[Data items]

— Begin —

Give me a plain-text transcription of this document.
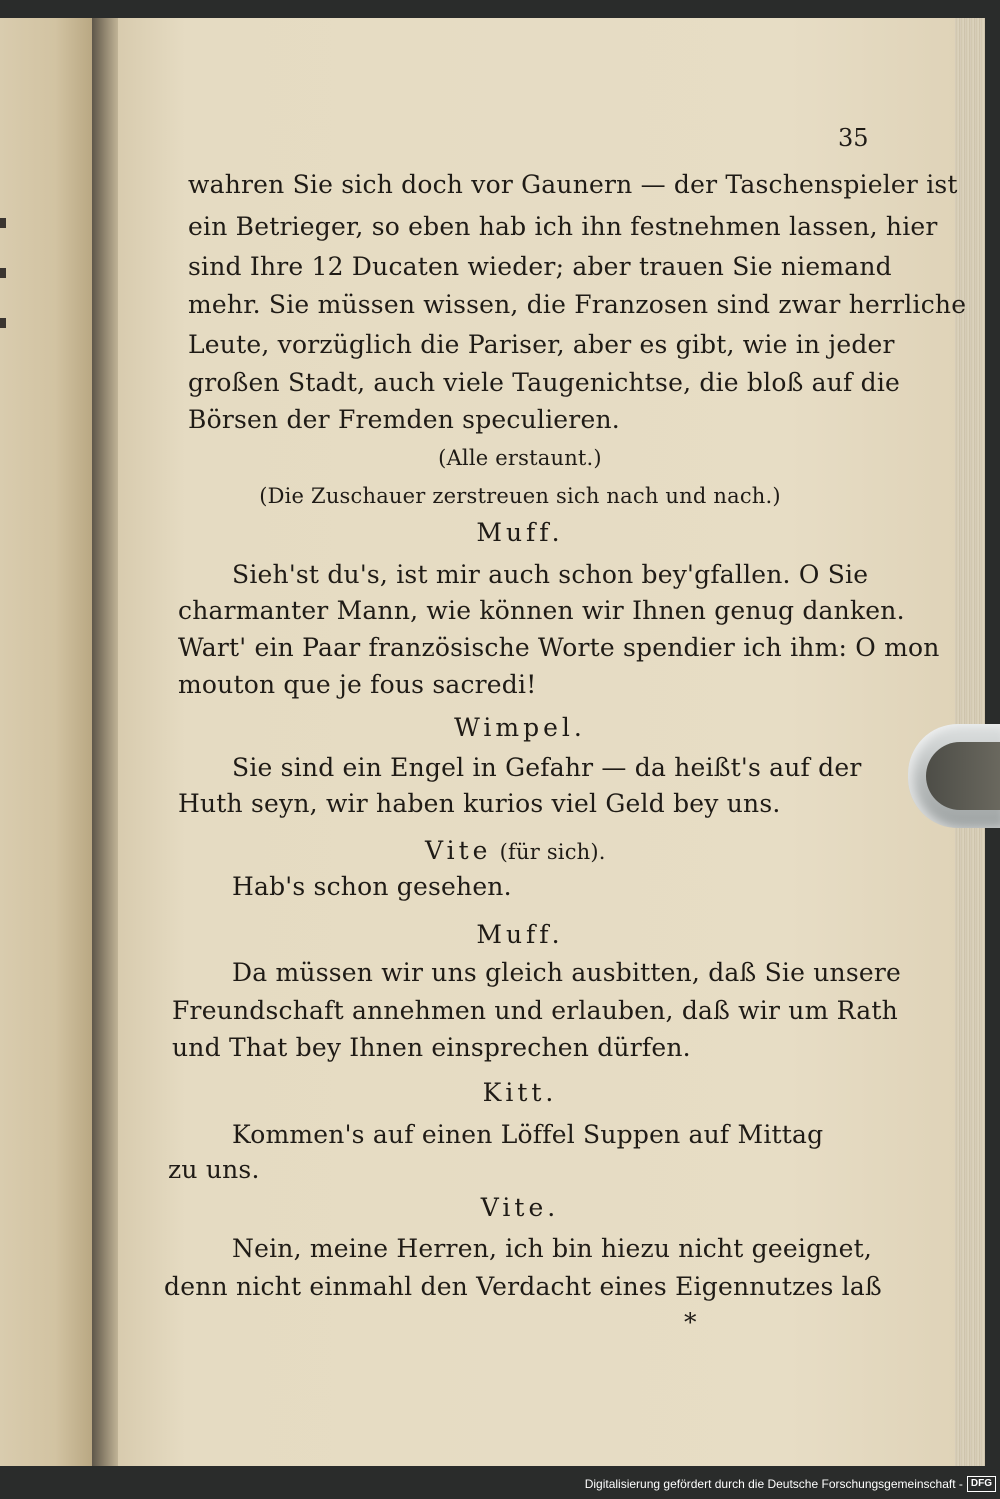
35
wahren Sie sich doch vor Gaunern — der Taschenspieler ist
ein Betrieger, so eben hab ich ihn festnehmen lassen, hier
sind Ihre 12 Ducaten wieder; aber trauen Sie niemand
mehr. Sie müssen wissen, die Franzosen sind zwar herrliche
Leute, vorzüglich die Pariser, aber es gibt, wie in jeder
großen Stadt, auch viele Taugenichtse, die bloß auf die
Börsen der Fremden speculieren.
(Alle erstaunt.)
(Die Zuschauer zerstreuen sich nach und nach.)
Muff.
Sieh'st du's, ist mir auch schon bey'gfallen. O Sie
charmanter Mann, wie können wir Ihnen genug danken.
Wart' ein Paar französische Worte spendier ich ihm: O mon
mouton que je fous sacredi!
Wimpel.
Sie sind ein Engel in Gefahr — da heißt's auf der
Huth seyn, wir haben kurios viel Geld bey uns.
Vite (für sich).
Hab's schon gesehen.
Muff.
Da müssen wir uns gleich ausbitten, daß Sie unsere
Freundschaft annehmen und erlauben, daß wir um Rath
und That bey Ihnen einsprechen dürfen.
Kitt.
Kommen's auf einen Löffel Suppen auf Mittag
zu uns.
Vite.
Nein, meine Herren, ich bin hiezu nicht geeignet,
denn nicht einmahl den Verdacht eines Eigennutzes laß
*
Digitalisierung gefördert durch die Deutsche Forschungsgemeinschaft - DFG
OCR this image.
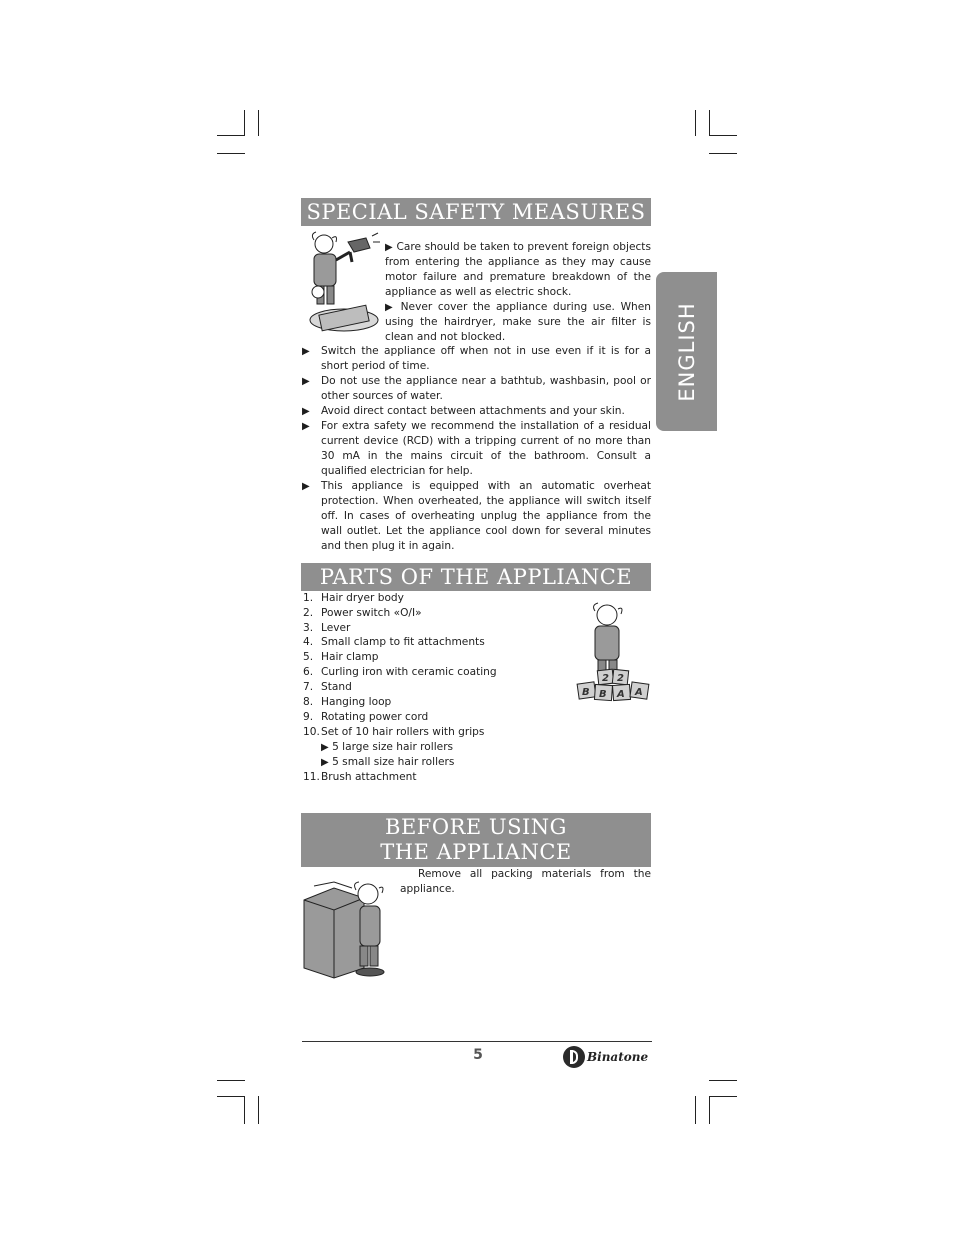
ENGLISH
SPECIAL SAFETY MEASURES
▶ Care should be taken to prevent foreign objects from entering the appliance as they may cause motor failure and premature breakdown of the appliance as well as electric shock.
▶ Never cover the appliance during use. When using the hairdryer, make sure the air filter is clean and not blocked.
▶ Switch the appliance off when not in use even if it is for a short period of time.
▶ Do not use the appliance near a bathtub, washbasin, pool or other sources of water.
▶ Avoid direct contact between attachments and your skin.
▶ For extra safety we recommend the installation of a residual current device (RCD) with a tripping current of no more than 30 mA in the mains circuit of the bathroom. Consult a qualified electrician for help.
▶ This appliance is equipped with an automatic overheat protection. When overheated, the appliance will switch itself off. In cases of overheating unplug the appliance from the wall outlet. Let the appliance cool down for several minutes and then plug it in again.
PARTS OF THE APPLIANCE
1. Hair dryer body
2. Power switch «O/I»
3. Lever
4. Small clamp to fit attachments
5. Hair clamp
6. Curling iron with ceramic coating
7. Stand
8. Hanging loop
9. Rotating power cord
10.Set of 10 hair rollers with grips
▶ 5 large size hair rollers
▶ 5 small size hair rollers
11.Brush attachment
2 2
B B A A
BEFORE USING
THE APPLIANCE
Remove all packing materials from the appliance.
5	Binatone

— End —
— Begin —

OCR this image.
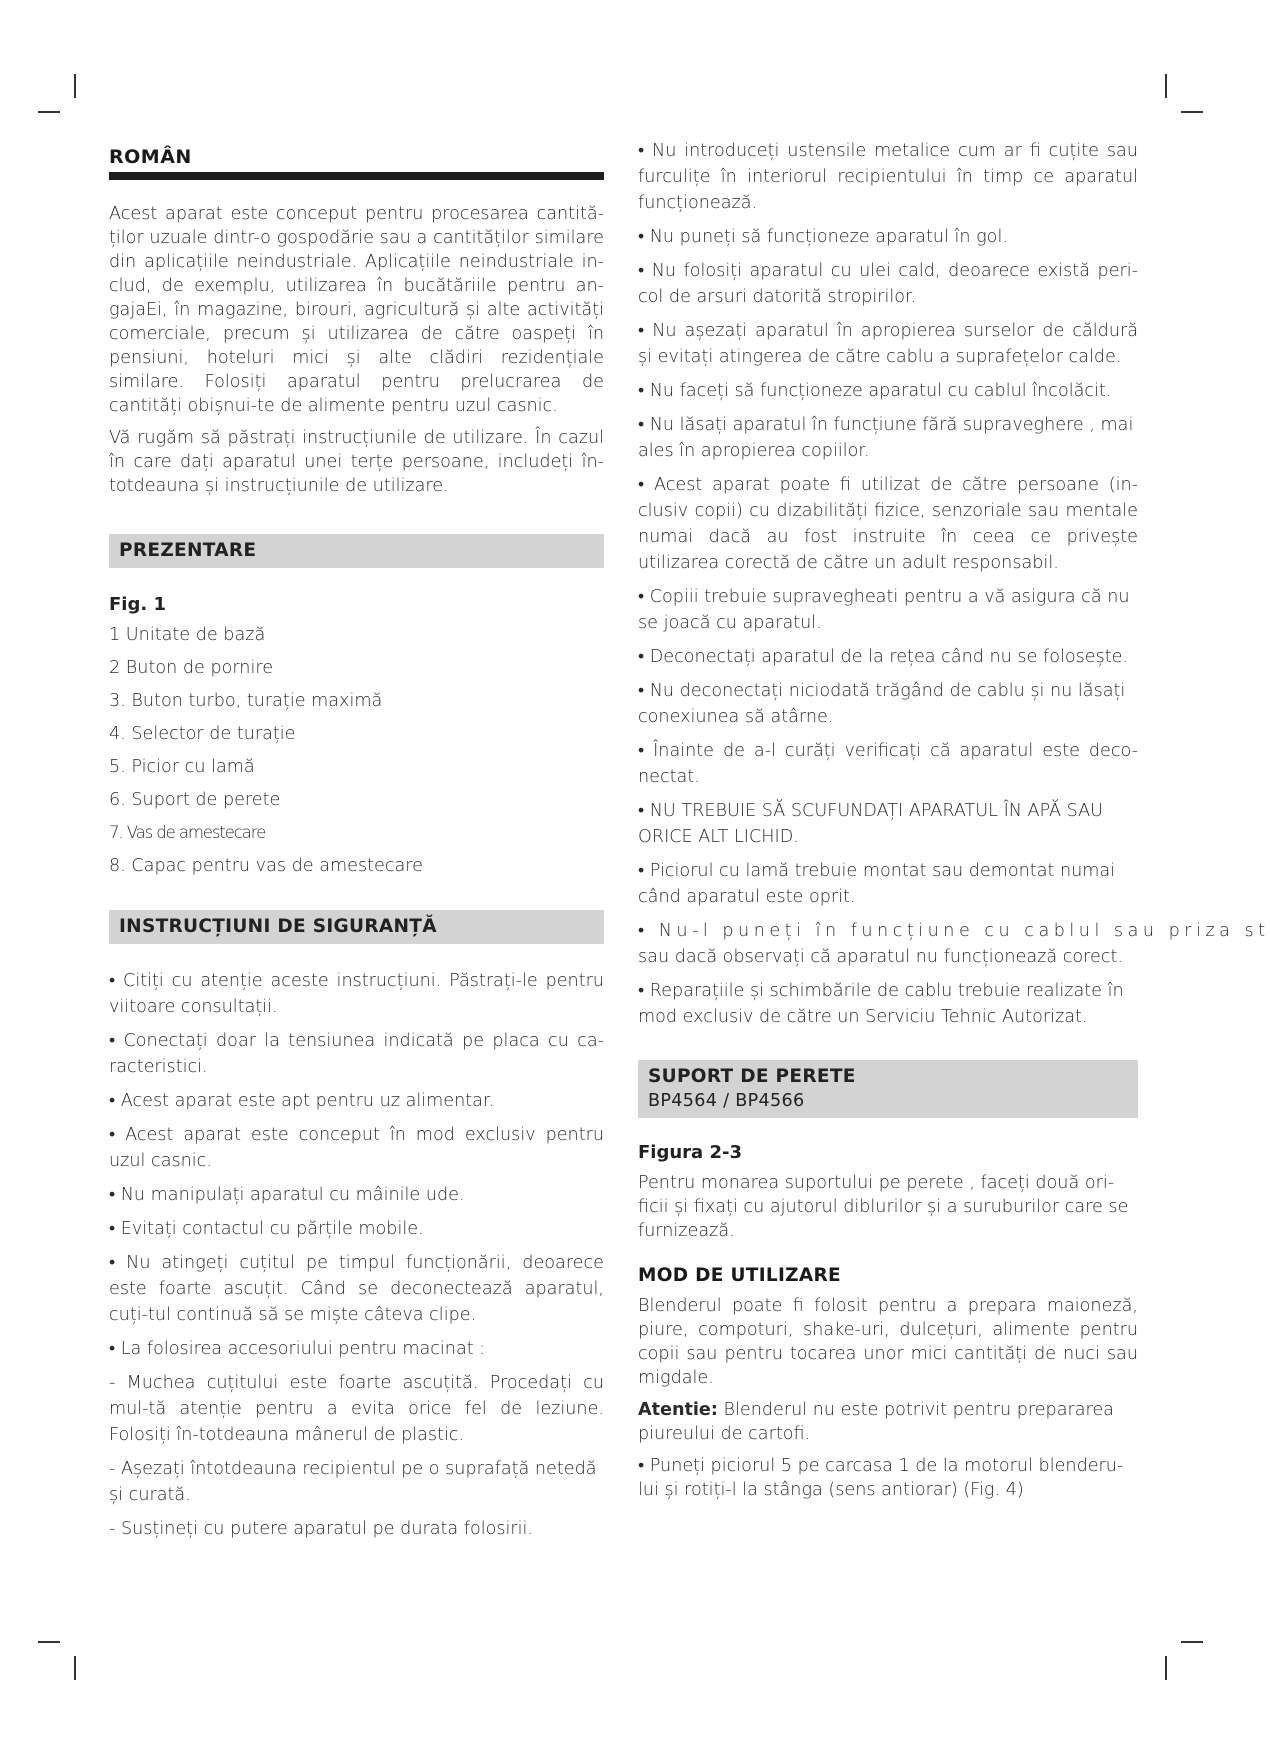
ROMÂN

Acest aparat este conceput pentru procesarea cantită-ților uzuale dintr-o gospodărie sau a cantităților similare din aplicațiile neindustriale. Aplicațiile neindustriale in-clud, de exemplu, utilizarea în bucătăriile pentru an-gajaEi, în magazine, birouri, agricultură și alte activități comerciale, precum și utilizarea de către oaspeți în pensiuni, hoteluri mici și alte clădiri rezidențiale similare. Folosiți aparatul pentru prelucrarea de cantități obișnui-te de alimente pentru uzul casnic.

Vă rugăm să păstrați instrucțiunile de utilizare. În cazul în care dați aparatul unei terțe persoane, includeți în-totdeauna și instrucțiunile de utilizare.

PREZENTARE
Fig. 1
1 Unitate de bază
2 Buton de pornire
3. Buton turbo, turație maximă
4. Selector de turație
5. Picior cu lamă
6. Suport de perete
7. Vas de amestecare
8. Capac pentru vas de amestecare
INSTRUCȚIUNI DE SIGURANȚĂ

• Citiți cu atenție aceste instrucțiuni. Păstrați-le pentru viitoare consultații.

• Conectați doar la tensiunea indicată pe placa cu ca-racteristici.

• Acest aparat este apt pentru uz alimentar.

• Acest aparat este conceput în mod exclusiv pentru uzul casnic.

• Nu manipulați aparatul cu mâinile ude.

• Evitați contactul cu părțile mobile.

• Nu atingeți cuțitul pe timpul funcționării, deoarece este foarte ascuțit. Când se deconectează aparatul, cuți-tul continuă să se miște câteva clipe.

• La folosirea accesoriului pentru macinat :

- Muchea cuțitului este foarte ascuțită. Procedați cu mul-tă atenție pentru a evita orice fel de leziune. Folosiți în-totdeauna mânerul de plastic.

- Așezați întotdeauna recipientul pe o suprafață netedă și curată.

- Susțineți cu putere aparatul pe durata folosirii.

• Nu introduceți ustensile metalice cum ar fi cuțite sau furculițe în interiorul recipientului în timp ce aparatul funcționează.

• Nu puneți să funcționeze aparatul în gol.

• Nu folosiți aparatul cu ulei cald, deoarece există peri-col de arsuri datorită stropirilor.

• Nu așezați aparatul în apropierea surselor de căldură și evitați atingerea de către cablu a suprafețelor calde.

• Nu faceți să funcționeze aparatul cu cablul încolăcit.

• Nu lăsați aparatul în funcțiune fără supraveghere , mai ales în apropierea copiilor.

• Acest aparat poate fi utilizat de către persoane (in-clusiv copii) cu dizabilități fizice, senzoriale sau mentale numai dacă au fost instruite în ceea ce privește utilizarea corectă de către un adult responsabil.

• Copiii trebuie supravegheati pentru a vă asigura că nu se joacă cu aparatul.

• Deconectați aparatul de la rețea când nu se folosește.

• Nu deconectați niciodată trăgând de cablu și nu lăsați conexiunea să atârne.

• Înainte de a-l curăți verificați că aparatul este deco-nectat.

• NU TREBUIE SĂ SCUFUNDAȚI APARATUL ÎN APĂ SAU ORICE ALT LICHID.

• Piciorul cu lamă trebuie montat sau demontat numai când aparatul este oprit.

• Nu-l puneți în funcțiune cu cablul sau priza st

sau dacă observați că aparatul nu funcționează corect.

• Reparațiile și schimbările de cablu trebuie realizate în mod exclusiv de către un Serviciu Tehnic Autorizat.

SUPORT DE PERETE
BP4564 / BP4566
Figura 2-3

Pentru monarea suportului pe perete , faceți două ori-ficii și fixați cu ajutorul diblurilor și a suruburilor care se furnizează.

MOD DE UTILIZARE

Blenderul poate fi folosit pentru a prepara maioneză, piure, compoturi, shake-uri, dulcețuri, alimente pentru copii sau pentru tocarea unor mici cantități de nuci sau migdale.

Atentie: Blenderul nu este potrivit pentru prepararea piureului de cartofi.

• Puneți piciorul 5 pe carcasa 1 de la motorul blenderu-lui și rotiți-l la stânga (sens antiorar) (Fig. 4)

— End —

Written exercise
Every line that holds the word "schon" should be extracted.

Written solution
Sieh'st du's, ist mir auch schon bey'gfallen. O Sie
Hab's schon gesehen.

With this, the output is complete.